**What is being asked:** Go through the material below and copy each line where the word "this" appears.

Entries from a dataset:

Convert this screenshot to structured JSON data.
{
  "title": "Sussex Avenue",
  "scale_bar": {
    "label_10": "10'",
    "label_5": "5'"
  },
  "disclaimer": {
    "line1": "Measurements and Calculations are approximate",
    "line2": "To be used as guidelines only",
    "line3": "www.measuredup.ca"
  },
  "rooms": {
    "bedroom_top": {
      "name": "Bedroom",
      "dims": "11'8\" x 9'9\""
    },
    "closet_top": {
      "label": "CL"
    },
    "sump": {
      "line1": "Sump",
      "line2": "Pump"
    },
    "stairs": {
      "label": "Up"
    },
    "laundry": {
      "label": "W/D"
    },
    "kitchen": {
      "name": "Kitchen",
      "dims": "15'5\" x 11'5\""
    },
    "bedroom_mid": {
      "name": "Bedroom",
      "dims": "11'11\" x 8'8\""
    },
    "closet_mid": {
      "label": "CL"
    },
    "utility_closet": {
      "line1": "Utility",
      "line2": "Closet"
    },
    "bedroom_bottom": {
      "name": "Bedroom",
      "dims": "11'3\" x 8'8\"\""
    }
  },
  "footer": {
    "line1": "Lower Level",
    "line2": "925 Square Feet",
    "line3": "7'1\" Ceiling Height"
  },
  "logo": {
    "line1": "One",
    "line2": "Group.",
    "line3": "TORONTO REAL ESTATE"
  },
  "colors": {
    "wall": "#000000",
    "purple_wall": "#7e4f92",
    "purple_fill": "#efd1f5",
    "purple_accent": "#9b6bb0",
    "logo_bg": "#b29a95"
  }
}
--
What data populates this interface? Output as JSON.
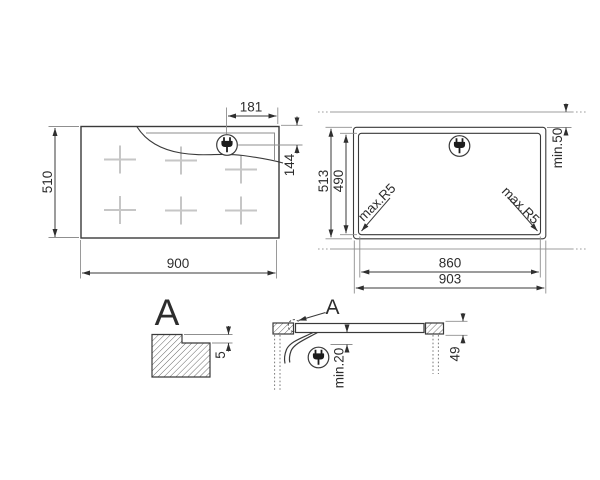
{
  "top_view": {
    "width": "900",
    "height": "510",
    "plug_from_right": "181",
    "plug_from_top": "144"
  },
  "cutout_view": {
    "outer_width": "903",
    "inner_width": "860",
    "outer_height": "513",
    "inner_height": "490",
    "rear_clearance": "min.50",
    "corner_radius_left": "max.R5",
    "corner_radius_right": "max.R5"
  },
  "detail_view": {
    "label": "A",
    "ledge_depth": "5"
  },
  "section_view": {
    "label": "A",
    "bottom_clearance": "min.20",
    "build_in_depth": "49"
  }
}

**Exercise answer:**
Convert this screenshot to structured JSON data.
What data populates this interface? Output as JSON.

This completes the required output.